**TUGAS DIKERJAKAN:**
#1 Salin bagian kutipan tentang tenaga kerja sektor domestik dari "Kalau marketnya itu" sampai "silakan, Pak Hamdan.".
#2 Teruskan kutipan tentang perlindungan tenaga kerja sektor domestik, mulai sesudah kalimat terakhirnya.

**KUTIPAN:**
——

36. KETUA: M. AKIL MOCHTAR
Yang kedua Pak Harjono, silakan. Dicatat dulu, nanti dijawab.
37. HAKIM ANGGOTA: HARJONO
Terima kasih, Pak Ketua. Saya tanya pada Ahli. Kalau kita bicara
sektor domestik nih, itu yang menjadi concern dari Ahli untuk mendapat
perlindungan. Barangkali kita bisa melihat bagaimana Filipina, bagaimana
Thailand, dan saya kira Bangladesh, itulah yang kita lihat sebagai sources
sumber-sumber tenaga kerja sektor domestik.
Karena sebagai peneliti, apakah sudah mendapatkan
perbandingan bagaimana Filipina, Thailand, dan Bangladesh dalam
sektor-sektor domestik itu memberikan perlindungan, katakan saja, yang
lebih baik dari kita? Itu masalahnya.
13
Yang kedua adalah kalau kemudian Pemerintah nanti mengambil
alih, apakah ini tidak menjadi satu persoalan? Karena bagaimana pun
juga saya kira meskipun itu tenaga kerja, itu juga ada marketnya. Market
itu tentu juga berkaitan dengan berapa yang harus dibayar oleh majikan.
Kalau marketnya itu katanya memang sektornya domestiknya, ya, lalu
ada batas-batas tertinggi berapa yang bisa dipasarkan market, lalu
mempengaruhi biaya itu kemudian pendidikan sektor domestik yang kita
masuk itu menjadi sektor yang lebih mahal katakan saja, dari Filipina,
dari Thailand, atau dari Bangladesh. Ada perkiraan itu, enggak menurut
Ahli? Terima kasih.
38. KETUA: M. AKIL MOCHTAR
Silakan dijawab? Oh, masih ada satu lagi, Pak Hamdan dan ada
Pak Arief juga. Cukup banyak yang mau bertanya, silakan, Pak Hamdan.

——

**DATA:**
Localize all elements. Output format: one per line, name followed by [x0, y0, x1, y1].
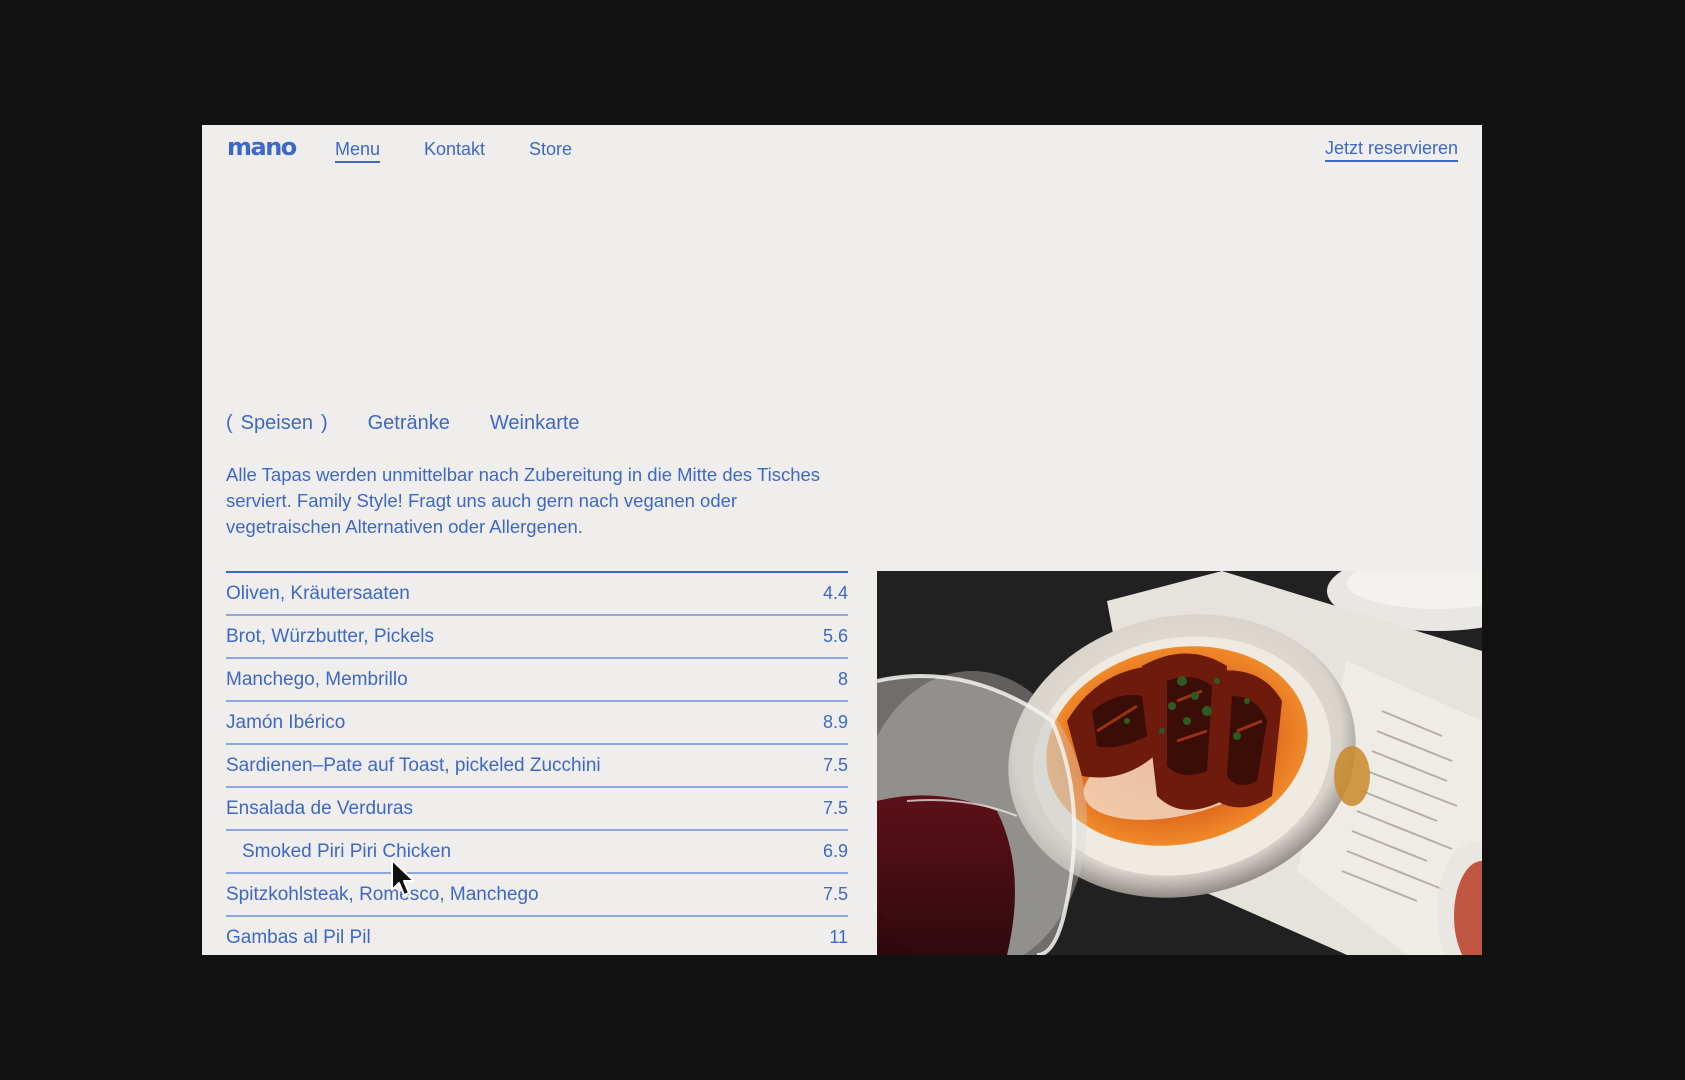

——

**JAWABAN PER TUGAS:**
#1
Kalau marketnya itu katanya memang sektornya domestiknya, ya, lalu
ada batas-batas tertinggi berapa yang bisa dipasarkan market, lalu
mempengaruhi biaya itu kemudian pendidikan sektor domestik yang kita
masuk itu menjadi sektor yang lebih mahal katakan saja, dari Filipina,
dari Thailand, atau dari Bangladesh. Ada perkiraan itu, enggak menurut
Ahli? Terima kasih.
38. KETUA: M. AKIL MOCHTAR
Silakan dijawab? Oh, masih ada satu lagi, Pak Hamdan dan ada
Pak Arief juga. Cukup banyak yang mau bertanya, silakan, Pak Hamdan.

#2
39. HAKIM ANGGOTA: HAMDAN ZOELVA
Ya, saya mau mempertajam tadi, ya. Pemerintah tadi, apakah
yang Saudara maksud itu seluruhnya dilakukan oleh Pemerintah dari
rekrutmen pengiriman, penempatan, dan seluruh itu dilakukan oleh
Pemerintah? Atau Pemerintah lebih menunjukkan tanggung jawabnya,
terutama dalam kontrak standar? Kontrak standar yang harus terus
diawasi dan dilindungi oleh Pemerintah. Dalam hubungan G2G, sudah
ada Pemerintah membuat suatu standar yang tidak boleh dilanggar dan
itulah menjadi batas-batas perlindungan oleh Pemerintah terhadap
tenaga kerja yang bersangkutan. Apa itu atau memang seluruhnya?
Nah, itu tadi. Kalau seluruhnya itu apa mungkin, kan bisa jutaan
tenaga kerja kita di luar negeri khususnya yang domestik. Saya enggak
tahu apa sampai 1 juta apa? Tapi itu suatu beban yang sangat besar
sekali ya. Atau tadi bahwa Pemerintah peran dan tanggung jawabnya
lebih diperbesar. Akan tetapi, PJTKI ini hanya pelaksana semata-mata.
Tapi, aspek perlindungan dan yang lain, termasuk kontrak standar
dengan negara-negara penerima itu sudah standar oleh Pemerintah, atau
itu yang dimaksud? Terima kasih.
40. KETUA: M. AKIL MOCHTAR
Berikutnya, Pak Arief Hidayat.
41. HAKIM ANGGOTA: ARIEF HIDAYAT
Terima kasih, Yang Mulia Pak Ketua. Saudara Ahli, sudah
disinggung sedikit oleh Yang Mulia Hakim Dr. Hamdan Zoelva. Berkenaan
dengan peran negara di era global sekarang itu, ada teori ya, semula itu
14
kan konsepsinya adalah konsepsi welfare state, sehingga peran negara
itu begitu sentral dalam mewujudkan kesejahteraan dan termasuk di
dalamnya adalah kesejahteraan lahir batin itu termasuk perlindungan
pada warga negaranya. Kalau negara itu di era global dengan persaingan
yang demikian tajam itu mempunyai peran dan tanggung jawab yang
besar sebagaimana sebelum masuk era global di abad 21, itu masih
dibebani termasuk usulan Ahli tadi, ini harus dikembalikan peran negara
itu harus besara, optimal, begini.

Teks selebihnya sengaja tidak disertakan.